__WRITTEN REQUEST__. Gather every line that includes the word "minutes", please.
= = =
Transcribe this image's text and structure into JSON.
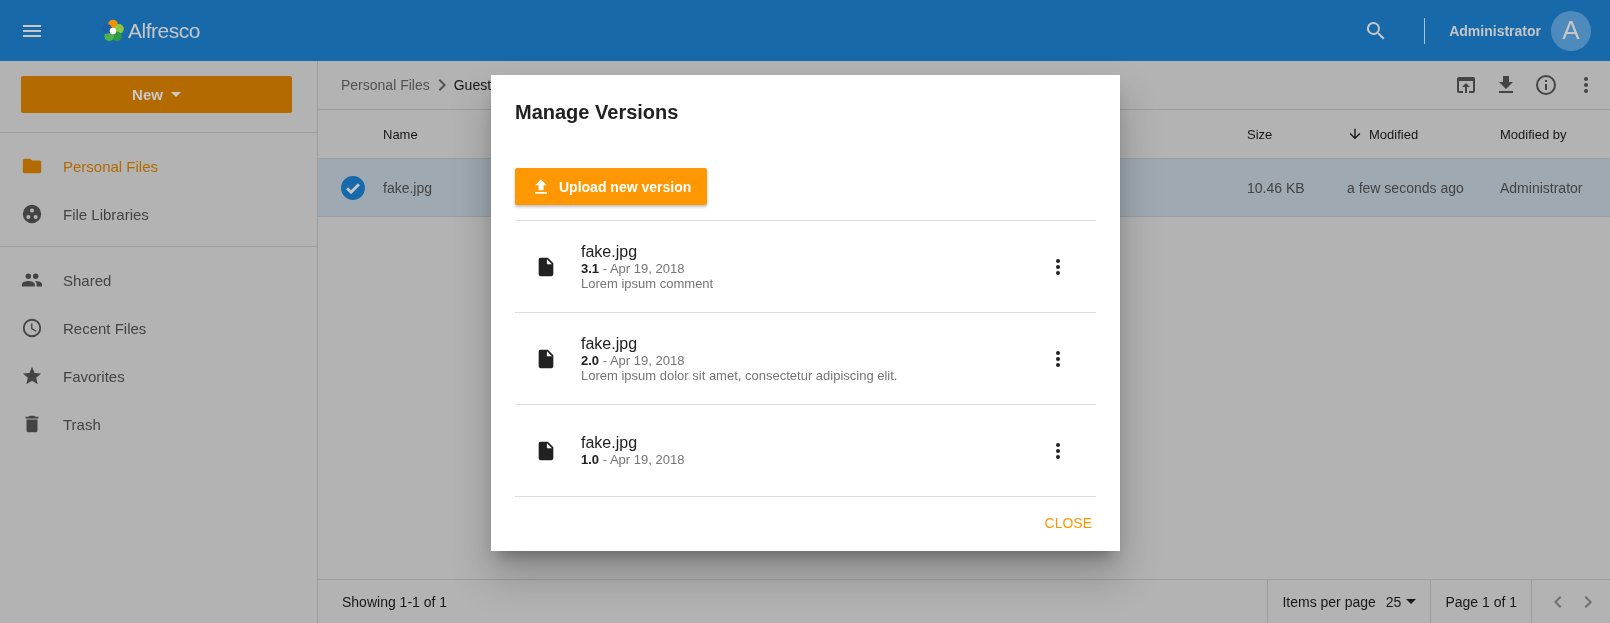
{
  "header": {
    "logo_text": "Alfresco",
    "user_name": "Administrator",
    "avatar_initial": "A"
  },
  "sidebar": {
    "new_button": "New",
    "sections": [
      [
        {
          "label": "Personal Files",
          "selected": true
        },
        {
          "label": "File Libraries",
          "selected": false
        }
      ],
      [
        {
          "label": "Shared",
          "selected": false
        },
        {
          "label": "Recent Files",
          "selected": false
        },
        {
          "label": "Favorites",
          "selected": false
        },
        {
          "label": "Trash",
          "selected": false
        }
      ]
    ]
  },
  "breadcrumb": [
    "Personal Files",
    "Guest"
  ],
  "table": {
    "columns": [
      {
        "label": "Name",
        "sorted": false
      },
      {
        "label": "Size",
        "sorted": false
      },
      {
        "label": "Modified",
        "sorted": true
      },
      {
        "label": "Modified by",
        "sorted": false
      }
    ],
    "rows": [
      {
        "selected": true,
        "cells": [
          "fake.jpg",
          "10.46 KB",
          "a few seconds ago",
          "Administrator"
        ]
      }
    ]
  },
  "footer": {
    "showing": "Showing 1-1 of 1",
    "items_per_page_label": "Items per page",
    "items_per_page": "25",
    "page": "Page 1 of 1"
  },
  "dialog": {
    "title": "Manage Versions",
    "upload_button": "Upload new version",
    "versions": [
      {
        "name": "fake.jpg",
        "line": "**3.1** - Apr 19, 2018",
        "comment": "Lorem ipsum comment"
      },
      {
        "name": "fake.jpg",
        "line": "**2.0** - Apr 19, 2018",
        "comment": "Lorem ipsum dolor sit amet, consectetur adipiscing elit."
      },
      {
        "name": "fake.jpg",
        "line": "**1.0** - Apr 19, 2018"
      }
    ],
    "close_button": "CLOSE"
  }
}
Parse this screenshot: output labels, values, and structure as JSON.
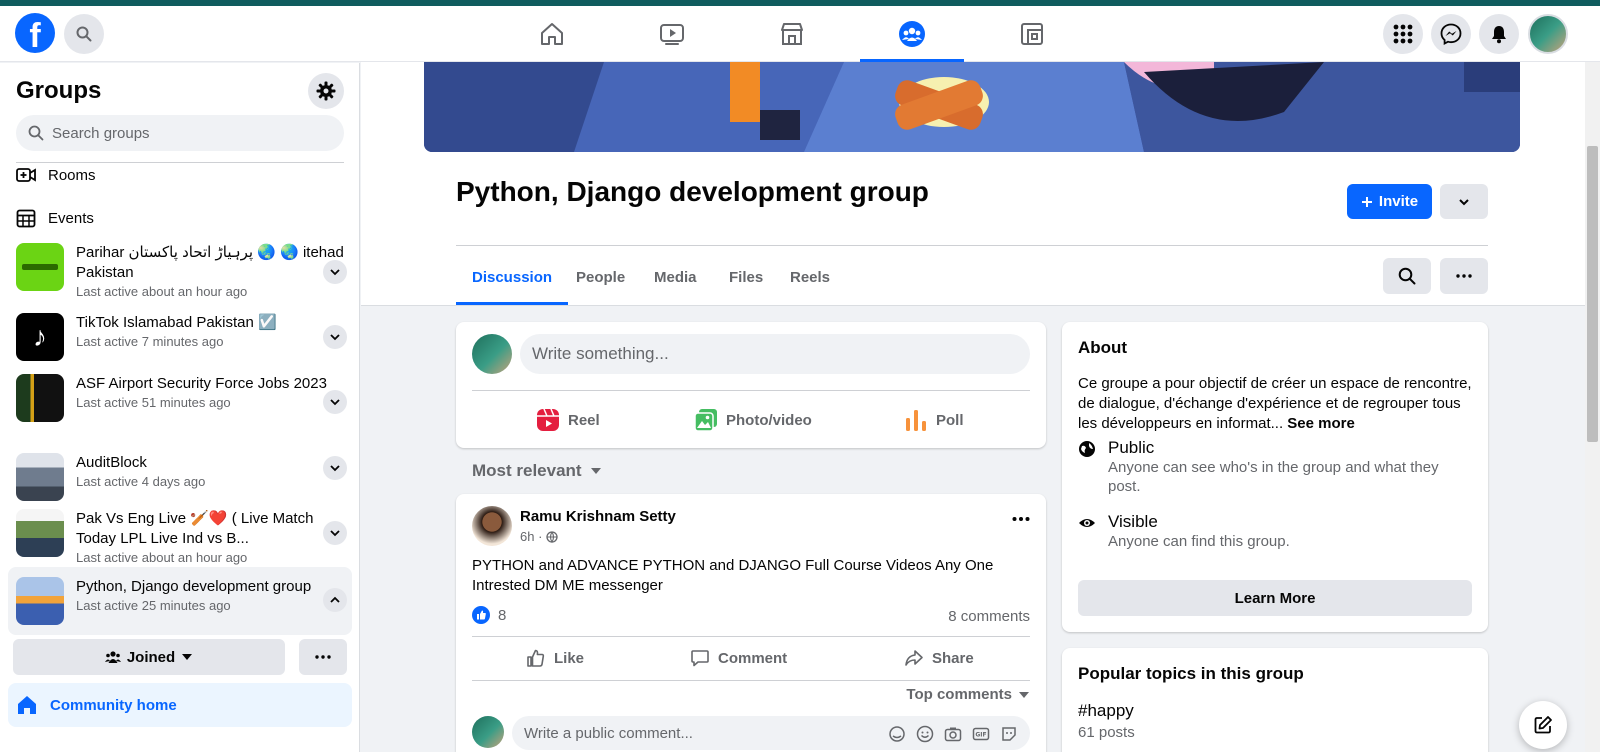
{
  "topnav": {
    "logo": "f",
    "tabs": [
      "home",
      "watch",
      "marketplace",
      "groups",
      "gaming"
    ],
    "active_tab": "groups"
  },
  "sidebar": {
    "title": "Groups",
    "search_placeholder": "Search groups",
    "links": [
      {
        "label": "Rooms",
        "icon": "rooms-icon"
      },
      {
        "label": "Events",
        "icon": "events-icon"
      }
    ],
    "groups": [
      {
        "name": "Parihar پرہیاڑ اتحاد پاکستان 🌏 🌏 itehad Pakistan",
        "meta": "Last active about an hour ago"
      },
      {
        "name": "TikTok Islamabad Pakistan ☑️",
        "meta": "Last active 7 minutes ago"
      },
      {
        "name": "ASF Airport Security Force Jobs 2023",
        "meta": "Last active 51 minutes ago"
      },
      {
        "name": "AuditBlock",
        "meta": "Last active 4 days ago"
      },
      {
        "name": "Pak Vs Eng Live 🏏❤️ ( Live Match Today LPL Live Ind vs B...",
        "meta": "Last active about an hour ago"
      },
      {
        "name": "Python, Django development group",
        "meta": "Last active 25 minutes ago"
      }
    ],
    "joined_label": "Joined",
    "community_home": "Community home"
  },
  "group": {
    "title": "Python, Django development group",
    "invite_label": "Invite",
    "tabs": [
      "Discussion",
      "People",
      "Media",
      "Files",
      "Reels"
    ],
    "active_tab": "Discussion"
  },
  "composer": {
    "placeholder": "Write something...",
    "actions": [
      "Reel",
      "Photo/video",
      "Poll"
    ]
  },
  "feed": {
    "sort_label": "Most relevant"
  },
  "post": {
    "author": "Ramu Krishnam Setty",
    "time": "6h ·",
    "body": "PYTHON and ADVANCE PYTHON and DJANGO Full Course Videos Any One Intrested DM ME messenger",
    "likes": "8",
    "comments": "8 comments",
    "actions": [
      "Like",
      "Comment",
      "Share"
    ],
    "top_comments": "Top comments",
    "comment_placeholder": "Write a public comment..."
  },
  "about": {
    "title": "About",
    "description": "Ce groupe a pour objectif de créer un espace de rencontre, de dialogue, d'échange d'expérience et de regrouper tous les développeurs en informat...",
    "see_more": "See more",
    "public_title": "Public",
    "public_desc": "Anyone can see who's in the group and what they post.",
    "visible_title": "Visible",
    "visible_desc": "Anyone can find this group.",
    "learn_more": "Learn More"
  },
  "topics": {
    "title": "Popular topics in this group",
    "tag": "#happy",
    "count": "61 posts"
  },
  "colors": {
    "brand": "#0866ff",
    "reel": "#e41e3f",
    "photo": "#45bd62",
    "poll": "#f7923b"
  }
}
= = =
__THE COMPLETED TASK__.
        "meta": "Last active 7 minutes ago"
        "meta": "Last active 51 minutes ago"
        "meta": "Last active 25 minutes ago"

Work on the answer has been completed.